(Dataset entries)
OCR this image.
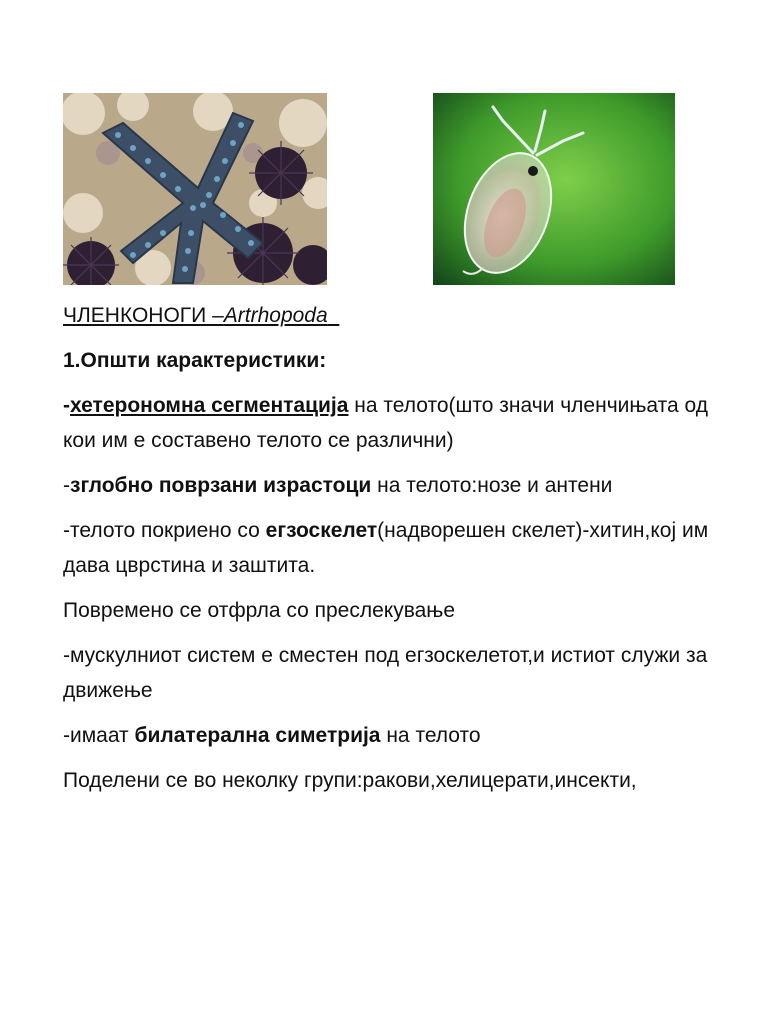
ЧЛЕНКОНОГИ –Artrhopoda

1.Општи карактеристики:

-хетерономна сегментација на телото(што значи членчињата од кои им е составено телото се различни)

-зглобно поврзани израстоци на телото:нозе и антени

-телото покриено со егзоскелет(надворешен скелет)-хитин,кој им дава цврстина и заштита.

Повремено се отфрла со преслекување

-мускулниот систем е сместен под егзоскелетот,и истиот служи за движење

-имаат билатерална симетрија на телото

Поделени се во неколку групи:ракови,хелицерати,инсекти,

- Written instruction: Within the listing above, find every line containing the string "телото" and return it.

- Final answer:
-хетерономна сегментација на телото(што значи членчињата од кои им е составено телото се различни)
-зглобно поврзани израстоци на телото:нозе и антени
-телото покриено со егзоскелет(надворешен скелет)-хитин,кој им дава цврстина и заштита.
-имаат билатерална симетрија на телото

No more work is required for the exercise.